Stated problem |
Retype the whole listing below, character for character.

Data listing |
↓

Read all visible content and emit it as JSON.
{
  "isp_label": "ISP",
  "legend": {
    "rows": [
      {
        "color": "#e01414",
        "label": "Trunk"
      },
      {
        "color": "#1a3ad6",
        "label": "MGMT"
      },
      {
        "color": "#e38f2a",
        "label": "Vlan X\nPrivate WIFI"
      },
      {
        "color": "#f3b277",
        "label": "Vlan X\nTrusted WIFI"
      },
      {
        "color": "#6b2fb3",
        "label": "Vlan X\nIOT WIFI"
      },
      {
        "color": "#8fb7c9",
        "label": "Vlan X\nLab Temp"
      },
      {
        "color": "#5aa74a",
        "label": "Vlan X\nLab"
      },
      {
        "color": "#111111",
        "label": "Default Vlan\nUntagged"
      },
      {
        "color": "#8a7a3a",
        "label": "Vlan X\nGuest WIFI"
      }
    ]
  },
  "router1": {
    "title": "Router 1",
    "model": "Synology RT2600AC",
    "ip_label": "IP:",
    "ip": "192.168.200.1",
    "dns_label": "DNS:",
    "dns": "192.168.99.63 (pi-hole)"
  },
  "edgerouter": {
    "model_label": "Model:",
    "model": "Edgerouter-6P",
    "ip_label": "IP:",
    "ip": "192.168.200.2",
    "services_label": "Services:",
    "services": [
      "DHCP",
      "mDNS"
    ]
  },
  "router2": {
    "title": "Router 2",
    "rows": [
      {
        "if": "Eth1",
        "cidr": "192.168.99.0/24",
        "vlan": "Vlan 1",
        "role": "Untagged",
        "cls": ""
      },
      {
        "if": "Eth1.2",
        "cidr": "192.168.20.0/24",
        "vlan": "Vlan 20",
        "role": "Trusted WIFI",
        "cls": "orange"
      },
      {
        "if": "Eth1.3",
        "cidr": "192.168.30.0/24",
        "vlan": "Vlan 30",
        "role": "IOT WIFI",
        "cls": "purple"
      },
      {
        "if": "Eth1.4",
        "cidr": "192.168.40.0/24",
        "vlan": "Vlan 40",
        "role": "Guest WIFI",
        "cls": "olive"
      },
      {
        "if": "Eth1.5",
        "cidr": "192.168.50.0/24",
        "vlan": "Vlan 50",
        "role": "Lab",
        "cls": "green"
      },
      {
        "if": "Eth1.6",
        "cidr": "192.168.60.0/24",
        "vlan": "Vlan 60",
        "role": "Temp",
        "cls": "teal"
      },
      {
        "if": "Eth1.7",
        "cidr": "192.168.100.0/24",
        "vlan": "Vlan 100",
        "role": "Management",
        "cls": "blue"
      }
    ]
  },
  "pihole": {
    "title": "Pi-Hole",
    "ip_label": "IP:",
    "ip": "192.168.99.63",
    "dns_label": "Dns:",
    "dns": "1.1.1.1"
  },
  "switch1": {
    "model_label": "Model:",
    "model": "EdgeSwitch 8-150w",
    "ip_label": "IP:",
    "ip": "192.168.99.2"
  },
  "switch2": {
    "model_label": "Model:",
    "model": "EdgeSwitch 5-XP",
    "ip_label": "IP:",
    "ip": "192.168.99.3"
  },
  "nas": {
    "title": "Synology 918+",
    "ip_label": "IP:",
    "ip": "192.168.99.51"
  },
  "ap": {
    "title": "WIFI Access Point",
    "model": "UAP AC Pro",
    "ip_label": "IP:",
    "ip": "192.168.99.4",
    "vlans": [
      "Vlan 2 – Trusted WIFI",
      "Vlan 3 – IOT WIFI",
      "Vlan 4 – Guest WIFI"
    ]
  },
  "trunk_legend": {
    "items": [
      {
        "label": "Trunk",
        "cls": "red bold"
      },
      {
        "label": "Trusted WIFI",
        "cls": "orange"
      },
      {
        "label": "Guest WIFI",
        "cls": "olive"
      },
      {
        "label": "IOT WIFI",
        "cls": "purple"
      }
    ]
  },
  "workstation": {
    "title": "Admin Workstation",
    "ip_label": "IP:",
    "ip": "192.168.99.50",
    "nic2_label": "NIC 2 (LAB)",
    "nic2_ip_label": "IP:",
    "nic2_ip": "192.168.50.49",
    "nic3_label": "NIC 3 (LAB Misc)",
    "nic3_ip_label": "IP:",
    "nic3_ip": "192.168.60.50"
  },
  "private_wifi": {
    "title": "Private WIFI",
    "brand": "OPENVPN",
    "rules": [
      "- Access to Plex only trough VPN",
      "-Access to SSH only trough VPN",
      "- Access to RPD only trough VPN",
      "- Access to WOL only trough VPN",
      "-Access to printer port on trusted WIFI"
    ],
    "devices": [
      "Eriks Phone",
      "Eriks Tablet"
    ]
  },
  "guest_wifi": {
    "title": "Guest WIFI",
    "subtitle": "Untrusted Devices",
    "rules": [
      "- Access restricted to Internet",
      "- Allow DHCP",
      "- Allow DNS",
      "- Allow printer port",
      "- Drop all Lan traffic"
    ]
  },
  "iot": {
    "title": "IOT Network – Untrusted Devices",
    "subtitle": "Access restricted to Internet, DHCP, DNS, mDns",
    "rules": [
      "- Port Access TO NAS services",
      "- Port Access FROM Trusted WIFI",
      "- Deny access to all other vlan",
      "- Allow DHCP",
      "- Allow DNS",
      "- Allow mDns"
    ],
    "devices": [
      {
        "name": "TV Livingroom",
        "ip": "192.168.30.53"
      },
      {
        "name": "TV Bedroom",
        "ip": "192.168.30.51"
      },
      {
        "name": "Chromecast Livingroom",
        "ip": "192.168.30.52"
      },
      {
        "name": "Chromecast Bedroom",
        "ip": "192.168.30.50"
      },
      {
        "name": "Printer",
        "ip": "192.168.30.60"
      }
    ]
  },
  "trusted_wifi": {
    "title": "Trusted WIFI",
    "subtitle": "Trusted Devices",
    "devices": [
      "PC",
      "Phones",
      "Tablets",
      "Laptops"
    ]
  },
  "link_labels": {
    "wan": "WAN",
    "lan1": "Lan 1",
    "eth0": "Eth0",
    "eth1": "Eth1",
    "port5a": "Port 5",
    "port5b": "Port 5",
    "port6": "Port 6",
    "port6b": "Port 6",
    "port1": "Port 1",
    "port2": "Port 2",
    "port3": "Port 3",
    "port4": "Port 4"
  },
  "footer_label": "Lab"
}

↑

Solution |
Read all visible content and emit it as JSON.
{
  "isp_label": "ISP",
  "legend": {
    "rows": [
      {
        "color": "#e01414",
        "label": "Trunk"
      },
      {
        "color": "#1a3ad6",
        "label": "MGMT"
      },
      {
        "color": "#e38f2a",
        "label": "Vlan X\nPrivate WIFI"
      },
      {
        "color": "#f3b277",
        "label": "Vlan X\nTrusted WIFI"
      },
      {
        "color": "#6b2fb3",
        "label": "Vlan X\nIOT WIFI"
      },
      {
        "color": "#8fb7c9",
        "label": "Vlan X\nLab Temp"
      },
      {
        "color": "#5aa74a",
        "label": "Vlan X\nLab"
      },
      {
        "color": "#111111",
        "label": "Default Vlan\nUntagged"
      },
      {
        "color": "#8a7a3a",
        "label": "Vlan X\nGuest WIFI"
      }
    ]
  },
  "router1": {
    "title": "Router 1",
    "model": "Synology RT2600AC",
    "ip_label": "IP:",
    "ip": "192.168.200.1",
    "dns_label": "DNS:",
    "dns": "192.168.99.63 (pi-hole)"
  },
  "edgerouter": {
    "model_label": "Model:",
    "model": "Edgerouter-6P",
    "ip_label": "IP:",
    "ip": "192.168.200.2",
    "services_label": "Services:",
    "services": [
      "DHCP",
      "mDNS"
    ]
  },
  "router2": {
    "title": "Router 2",
    "rows": [
      {
        "if": "Eth1",
        "cidr": "192.168.99.0/24",
        "vlan": "Vlan 1",
        "role": "Untagged",
        "cls": ""
      },
      {
        "if": "Eth1.2",
        "cidr": "192.168.20.0/24",
        "vlan": "Vlan 20",
        "role": "Trusted WIFI",
        "cls": "orange"
      },
      {
        "if": "Eth1.3",
        "cidr": "192.168.30.0/24",
        "vlan": "Vlan 30",
        "role": "IOT WIFI",
        "cls": "purple"
      },
      {
        "if": "Eth1.4",
        "cidr": "192.168.40.0/24",
        "vlan": "Vlan 40",
        "role": "Guest WIFI",
        "cls": "olive"
      },
      {
        "if": "Eth1.5",
        "cidr": "192.168.50.0/24",
        "vlan": "Vlan 50",
        "role": "Lab",
        "cls": "green"
      },
      {
        "if": "Eth1.6",
        "cidr": "192.168.60.0/24",
        "vlan": "Vlan 60",
        "role": "Temp",
        "cls": "teal"
      },
      {
        "if": "Eth1.7",
        "cidr": "192.168.100.0/24",
        "vlan": "Vlan 100",
        "role": "Management",
        "cls": "blue"
      }
    ]
  },
  "pihole": {
    "title": "Pi-Hole",
    "ip_label": "IP:",
    "ip": "192.168.99.63",
    "dns_label": "Dns:",
    "dns": "1.1.1.1"
  },
  "switch1": {
    "model_label": "Model:",
    "model": "EdgeSwitch 8-150w",
    "ip_label": "IP:",
    "ip": "192.168.99.2"
  },
  "switch2": {
    "model_label": "Model:",
    "model": "EdgeSwitch 5-XP",
    "ip_label": "IP:",
    "ip": "192.168.99.3"
  },
  "nas": {
    "title": "Synology 918+",
    "ip_label": "IP:",
    "ip": "192.168.99.51"
  },
  "ap": {
    "title": "WIFI Access Point",
    "model": "UAP AC Pro",
    "ip_label": "IP:",
    "ip": "192.168.99.4",
    "vlans": [
      "Vlan 2 – Trusted WIFI",
      "Vlan 3 – IOT WIFI",
      "Vlan 4 – Guest WIFI"
    ]
  },
  "trunk_legend": {
    "items": [
      {
        "label": "Trunk",
        "cls": "red bold"
      },
      {
        "label": "Trusted WIFI",
        "cls": "orange"
      },
      {
        "label": "Guest WIFI",
        "cls": "olive"
      },
      {
        "label": "IOT WIFI",
        "cls": "purple"
      }
    ]
  },
  "workstation": {
    "title": "Admin Workstation",
    "ip_label": "IP:",
    "ip": "192.168.99.50",
    "nic2_label": "NIC 2 (LAB)",
    "nic2_ip_label": "IP:",
    "nic2_ip": "192.168.50.49",
    "nic3_label": "NIC 3 (LAB Misc)",
    "nic3_ip_label": "IP:",
    "nic3_ip": "192.168.60.50"
  },
  "private_wifi": {
    "title": "Private WIFI",
    "brand": "OPENVPN",
    "rules": [
      "- Access to Plex only trough VPN",
      "-Access to SSH only trough VPN",
      "- Access to RPD only trough VPN",
      "- Access to WOL only trough VPN",
      "-Access to printer port on trusted WIFI"
    ],
    "devices": [
      "Eriks Phone",
      "Eriks Tablet"
    ]
  },
  "guest_wifi": {
    "title": "Guest WIFI",
    "subtitle": "Untrusted Devices",
    "rules": [
      "- Access restricted to Internet",
      "- Allow DHCP",
      "- Allow DNS",
      "- Allow printer port",
      "- Drop all Lan traffic"
    ]
  },
  "iot": {
    "title": "IOT Network – Untrusted Devices",
    "subtitle": "Access restricted to Internet, DHCP, DNS, mDns",
    "rules": [
      "- Port Access TO NAS services",
      "- Port Access FROM Trusted WIFI",
      "- Deny access to all other vlan",
      "- Allow DHCP",
      "- Allow DNS",
      "- Allow mDns"
    ],
    "devices": [
      {
        "name": "TV Livingroom",
        "ip": "192.168.30.53"
      },
      {
        "name": "TV Bedroom",
        "ip": "192.168.30.51"
      },
      {
        "name": "Chromecast Livingroom",
        "ip": "192.168.30.52"
      },
      {
        "name": "Chromecast Bedroom",
        "ip": "192.168.30.50"
      },
      {
        "name": "Printer",
        "ip": "192.168.30.60"
      }
    ]
  },
  "trusted_wifi": {
    "title": "Trusted WIFI",
    "subtitle": "Trusted Devices",
    "devices": [
      "PC",
      "Phones",
      "Tablets",
      "Laptops"
    ]
  },
  "link_labels": {
    "wan": "WAN",
    "lan1": "Lan 1",
    "eth0": "Eth0",
    "eth1": "Eth1",
    "port5a": "Port 5",
    "port5b": "Port 5",
    "port6": "Port 6",
    "port6b": "Port 6",
    "port1": "Port 1",
    "port2": "Port 2",
    "port3": "Port 3",
    "port4": "Port 4"
  },
  "footer_label": "Lab"
}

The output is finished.